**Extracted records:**

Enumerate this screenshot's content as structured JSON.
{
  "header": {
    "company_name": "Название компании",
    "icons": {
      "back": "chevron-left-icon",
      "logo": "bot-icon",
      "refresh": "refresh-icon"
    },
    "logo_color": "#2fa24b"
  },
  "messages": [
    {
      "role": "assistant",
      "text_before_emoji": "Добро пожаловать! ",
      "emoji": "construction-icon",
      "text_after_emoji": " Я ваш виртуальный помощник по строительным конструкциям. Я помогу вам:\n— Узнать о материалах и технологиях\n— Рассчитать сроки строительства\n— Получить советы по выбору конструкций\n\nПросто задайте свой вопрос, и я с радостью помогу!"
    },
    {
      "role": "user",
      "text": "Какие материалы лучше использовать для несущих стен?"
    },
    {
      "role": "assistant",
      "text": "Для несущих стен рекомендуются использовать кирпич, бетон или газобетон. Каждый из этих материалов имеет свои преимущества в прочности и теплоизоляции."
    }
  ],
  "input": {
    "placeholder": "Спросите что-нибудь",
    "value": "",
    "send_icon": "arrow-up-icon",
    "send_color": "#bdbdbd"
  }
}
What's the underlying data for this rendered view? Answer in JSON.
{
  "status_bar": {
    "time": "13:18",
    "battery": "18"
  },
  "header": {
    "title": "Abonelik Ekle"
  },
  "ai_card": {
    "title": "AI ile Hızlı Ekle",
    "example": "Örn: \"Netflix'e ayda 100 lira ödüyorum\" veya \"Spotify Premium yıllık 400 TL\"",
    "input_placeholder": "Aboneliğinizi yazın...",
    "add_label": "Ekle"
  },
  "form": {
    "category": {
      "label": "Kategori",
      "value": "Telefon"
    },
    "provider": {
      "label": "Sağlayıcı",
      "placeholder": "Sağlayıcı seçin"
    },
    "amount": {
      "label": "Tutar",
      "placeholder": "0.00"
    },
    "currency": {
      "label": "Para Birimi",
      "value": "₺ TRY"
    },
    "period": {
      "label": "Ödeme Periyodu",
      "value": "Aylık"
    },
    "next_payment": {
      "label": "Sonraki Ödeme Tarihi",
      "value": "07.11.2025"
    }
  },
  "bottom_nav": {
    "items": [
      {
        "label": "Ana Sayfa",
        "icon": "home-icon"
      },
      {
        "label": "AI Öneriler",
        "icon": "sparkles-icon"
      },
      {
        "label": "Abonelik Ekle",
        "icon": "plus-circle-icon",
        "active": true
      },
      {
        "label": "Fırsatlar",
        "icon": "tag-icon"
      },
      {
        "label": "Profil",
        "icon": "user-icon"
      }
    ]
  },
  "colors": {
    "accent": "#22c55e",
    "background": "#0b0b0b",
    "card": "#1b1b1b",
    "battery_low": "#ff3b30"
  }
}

**Problem:**
Each entry above is to be set down again in exactly the same words.

**Exercise response:**
Enumerate this screenshot's content as structured JSON.
{
  "header": {
    "company_name": "Название компании",
    "icons": {
      "back": "chevron-left-icon",
      "logo": "bot-icon",
      "refresh": "refresh-icon"
    },
    "logo_color": "#2fa24b"
  },
  "messages": [
    {
      "role": "assistant",
      "text_before_emoji": "Добро пожаловать! ",
      "emoji": "construction-icon",
      "text_after_emoji": " Я ваш виртуальный помощник по строительным конструкциям. Я помогу вам:\n— Узнать о материалах и технологиях\n— Рассчитать сроки строительства\n— Получить советы по выбору конструкций\n\nПросто задайте свой вопрос, и я с радостью помогу!"
    },
    {
      "role": "user",
      "text": "Какие материалы лучше использовать для несущих стен?"
    },
    {
      "role": "assistant",
      "text": "Для несущих стен рекомендуются использовать кирпич, бетон или газобетон. Каждый из этих материалов имеет свои преимущества в прочности и теплоизоляции."
    }
  ],
  "input": {
    "placeholder": "Спросите что-нибудь",
    "value": "",
    "send_icon": "arrow-up-icon",
    "send_color": "#bdbdbd"
  }
}
What's the underlying data for this rendered view? Answer in JSON.
{
  "status_bar": {
    "time": "13:18",
    "battery": "18"
  },
  "header": {
    "title": "Abonelik Ekle"
  },
  "ai_card": {
    "title": "AI ile Hızlı Ekle",
    "example": "Örn: \"Netflix'e ayda 100 lira ödüyorum\" veya \"Spotify Premium yıllık 400 TL\"",
    "input_placeholder": "Aboneliğinizi yazın...",
    "add_label": "Ekle"
  },
  "form": {
    "category": {
      "label": "Kategori",
      "value": "Telefon"
    },
    "provider": {
      "label": "Sağlayıcı",
      "placeholder": "Sağlayıcı seçin"
    },
    "amount": {
      "label": "Tutar",
      "placeholder": "0.00"
    },
    "currency": {
      "label": "Para Birimi",
      "value": "₺ TRY"
    },
    "period": {
      "label": "Ödeme Periyodu",
      "value": "Aylık"
    },
    "next_payment": {
      "label": "Sonraki Ödeme Tarihi",
      "value": "07.11.2025"
    }
  },
  "bottom_nav": {
    "items": [
      {
        "label": "Ana Sayfa",
        "icon": "home-icon"
      },
      {
        "label": "AI Öneriler",
        "icon": "sparkles-icon"
      },
      {
        "label": "Abonelik Ekle",
        "icon": "plus-circle-icon",
        "active": true
      },
      {
        "label": "Fırsatlar",
        "icon": "tag-icon"
      },
      {
        "label": "Profil",
        "icon": "user-icon"
      }
    ]
  },
  "colors": {
    "accent": "#22c55e",
    "background": "#0b0b0b",
    "card": "#1b1b1b",
    "battery_low": "#ff3b30"
  }
}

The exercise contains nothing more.